Passage to read:

Invoice for AMT, R&D, WOTC, etc.

A Menu of Offsets to Consider With must-pass a one-year AMT patch (cost estimate: $55 billion) and a two-year tax extenders bill ($30 billion) coming down the pike in the next month or two in Congress, fiscally responsible members are searching high and low for the roughly $85 billion in offsets needed under PAYGO for these two bills alone. Closing the carried interest tax loophole can probably pay for one but not both of these measures. Some little-noted but timely and resourceful proposals -- all in the Senate Finance Committee hopper right now -- can help raise the rest of the revenue needed for PAYGO compliance. Three of the most promising of these are summarized below:
  • S. 681: The Stop Tax Haven Abuse Act Tax cheats make it harder to maintain America's highways, protect our borders, advance medical research, and inspect our food. They make it difficult to give needed tax relief to small businesses and middle-income victims of the alternative minimum tax. S. 681 would strengthen federal regulators' ability to combat offshore tax haven and tax shelter abuses via a set of practical enforcement tools that would begin to reduce the $100 billion offshore tax gap that forces honest taxpayers to shoulder a greater tax burden than they would otherwise have to bear. Estimated savings to taxpayers: $5 billion a year.
  • S. 1124: The Tax Lien Simplification Act Outdated federal tax lien laws and procedures force the IRS to waste taxpayer dollars on an old-fashioned, inefficient, and burdensome paper tax lien filing system that should be replaced by a modernized electronic filing system capable of operating at a fraction of the cost. S.1124 -- which has bipartican support -- would bring the federal tax lien system into the 21st century. Currently, the IRS service center staff is charged with filing tax liens nationwide and complying with the myriad filing rules in effect in the 4,100 recording offices across the country. Amending the law to streamline the tax lien filing system, moving it from a paper-based to an electronic-based system, would not only advance the more efficient, cost-effective tax system we all want, it would also save $570 million in taxpayer money over ten years.

The data:
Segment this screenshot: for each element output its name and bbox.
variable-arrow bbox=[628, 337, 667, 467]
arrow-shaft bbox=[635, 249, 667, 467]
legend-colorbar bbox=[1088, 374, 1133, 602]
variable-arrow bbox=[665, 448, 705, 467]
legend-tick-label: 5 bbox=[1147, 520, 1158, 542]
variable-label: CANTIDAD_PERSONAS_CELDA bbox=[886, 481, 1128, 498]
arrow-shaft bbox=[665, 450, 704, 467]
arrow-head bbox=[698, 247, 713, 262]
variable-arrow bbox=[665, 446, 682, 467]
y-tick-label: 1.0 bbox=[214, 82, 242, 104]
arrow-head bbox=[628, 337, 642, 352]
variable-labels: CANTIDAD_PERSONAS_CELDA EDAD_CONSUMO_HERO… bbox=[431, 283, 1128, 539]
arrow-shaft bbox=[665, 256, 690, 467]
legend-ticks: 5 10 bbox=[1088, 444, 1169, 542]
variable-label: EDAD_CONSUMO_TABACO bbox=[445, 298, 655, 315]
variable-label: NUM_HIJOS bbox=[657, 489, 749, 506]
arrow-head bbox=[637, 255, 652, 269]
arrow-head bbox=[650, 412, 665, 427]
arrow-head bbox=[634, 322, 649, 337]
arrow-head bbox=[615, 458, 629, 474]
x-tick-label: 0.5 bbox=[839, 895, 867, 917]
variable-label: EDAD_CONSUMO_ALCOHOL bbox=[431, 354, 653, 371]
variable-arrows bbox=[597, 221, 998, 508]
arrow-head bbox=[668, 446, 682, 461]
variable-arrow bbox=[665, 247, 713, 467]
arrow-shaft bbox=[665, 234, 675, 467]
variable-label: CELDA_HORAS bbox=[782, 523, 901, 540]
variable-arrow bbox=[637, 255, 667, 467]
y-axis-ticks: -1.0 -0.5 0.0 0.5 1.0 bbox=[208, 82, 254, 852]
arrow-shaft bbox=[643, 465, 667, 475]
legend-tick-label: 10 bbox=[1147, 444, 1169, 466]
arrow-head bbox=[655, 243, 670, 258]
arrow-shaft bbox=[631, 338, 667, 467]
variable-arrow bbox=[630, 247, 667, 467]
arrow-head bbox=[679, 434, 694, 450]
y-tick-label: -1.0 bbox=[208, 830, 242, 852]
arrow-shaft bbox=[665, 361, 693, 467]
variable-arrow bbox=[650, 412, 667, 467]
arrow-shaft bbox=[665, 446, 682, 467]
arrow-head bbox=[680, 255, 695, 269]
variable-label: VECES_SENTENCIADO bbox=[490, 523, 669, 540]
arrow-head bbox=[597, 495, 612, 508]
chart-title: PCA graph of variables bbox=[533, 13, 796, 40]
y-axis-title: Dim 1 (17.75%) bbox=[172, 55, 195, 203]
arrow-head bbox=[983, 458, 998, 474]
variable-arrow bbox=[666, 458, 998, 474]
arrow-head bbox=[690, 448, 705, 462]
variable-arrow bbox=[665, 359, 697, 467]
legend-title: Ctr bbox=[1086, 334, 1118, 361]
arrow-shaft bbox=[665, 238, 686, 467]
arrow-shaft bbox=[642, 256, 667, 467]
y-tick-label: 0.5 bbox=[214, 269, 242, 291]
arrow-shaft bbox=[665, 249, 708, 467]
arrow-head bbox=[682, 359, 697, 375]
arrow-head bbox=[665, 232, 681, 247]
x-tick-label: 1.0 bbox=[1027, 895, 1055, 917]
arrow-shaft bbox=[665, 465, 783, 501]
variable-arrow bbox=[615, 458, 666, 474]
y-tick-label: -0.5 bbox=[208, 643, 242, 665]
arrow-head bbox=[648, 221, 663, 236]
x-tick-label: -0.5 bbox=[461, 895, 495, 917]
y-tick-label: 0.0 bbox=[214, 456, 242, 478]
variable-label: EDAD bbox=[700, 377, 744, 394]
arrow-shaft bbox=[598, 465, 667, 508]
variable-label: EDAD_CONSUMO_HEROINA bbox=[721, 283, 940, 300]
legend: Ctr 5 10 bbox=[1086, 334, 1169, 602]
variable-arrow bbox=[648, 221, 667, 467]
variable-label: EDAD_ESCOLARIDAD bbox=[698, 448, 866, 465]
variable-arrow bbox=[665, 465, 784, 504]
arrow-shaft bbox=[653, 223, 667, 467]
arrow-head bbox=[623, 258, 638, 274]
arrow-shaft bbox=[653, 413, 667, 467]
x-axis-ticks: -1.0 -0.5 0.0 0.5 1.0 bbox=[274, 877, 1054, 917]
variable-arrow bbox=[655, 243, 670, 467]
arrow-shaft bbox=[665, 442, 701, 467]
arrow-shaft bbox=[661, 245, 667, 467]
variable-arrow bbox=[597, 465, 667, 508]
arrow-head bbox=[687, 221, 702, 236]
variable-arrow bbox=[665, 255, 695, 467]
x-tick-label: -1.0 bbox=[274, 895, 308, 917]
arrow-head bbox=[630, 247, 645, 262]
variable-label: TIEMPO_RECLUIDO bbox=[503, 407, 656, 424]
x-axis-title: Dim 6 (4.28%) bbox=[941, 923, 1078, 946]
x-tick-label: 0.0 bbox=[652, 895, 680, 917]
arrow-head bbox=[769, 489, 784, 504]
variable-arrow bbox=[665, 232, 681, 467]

What you need to do:
**1.** In the passage on PAYGO offsets, what is the cost estimate given for the one-year AMT patch?
**2.** Write what comes next in the passage on PAYGO offsets, picking up after its final sentence.

Set of answers:
**1.** $55 billion

**2.**
  • S. 2116: The Ending Corporate Tax Favors for Stock Options Act Right now, U.S. accounting rules require companies to report their stock option expenses one way on the corporate books, while Federal tax rules require them to report them a completely different way on their tax returns. In most cases, the resulting book expense is far smaller than the resulting tax deduction. So, under current U.S. accounting and tax rules, stock option tax deductions often far exceed the stock option expenses recorded by the companies. In 2004, corporations took $43 billion more in deductions on their tax returns for stock option compensation expenses than the stock option expenses actually shown on their financial statements for the same year. This disparity enabled corporations, as a whole, to reduce their taxes for the year by $10, perhaps as much as $15, billion.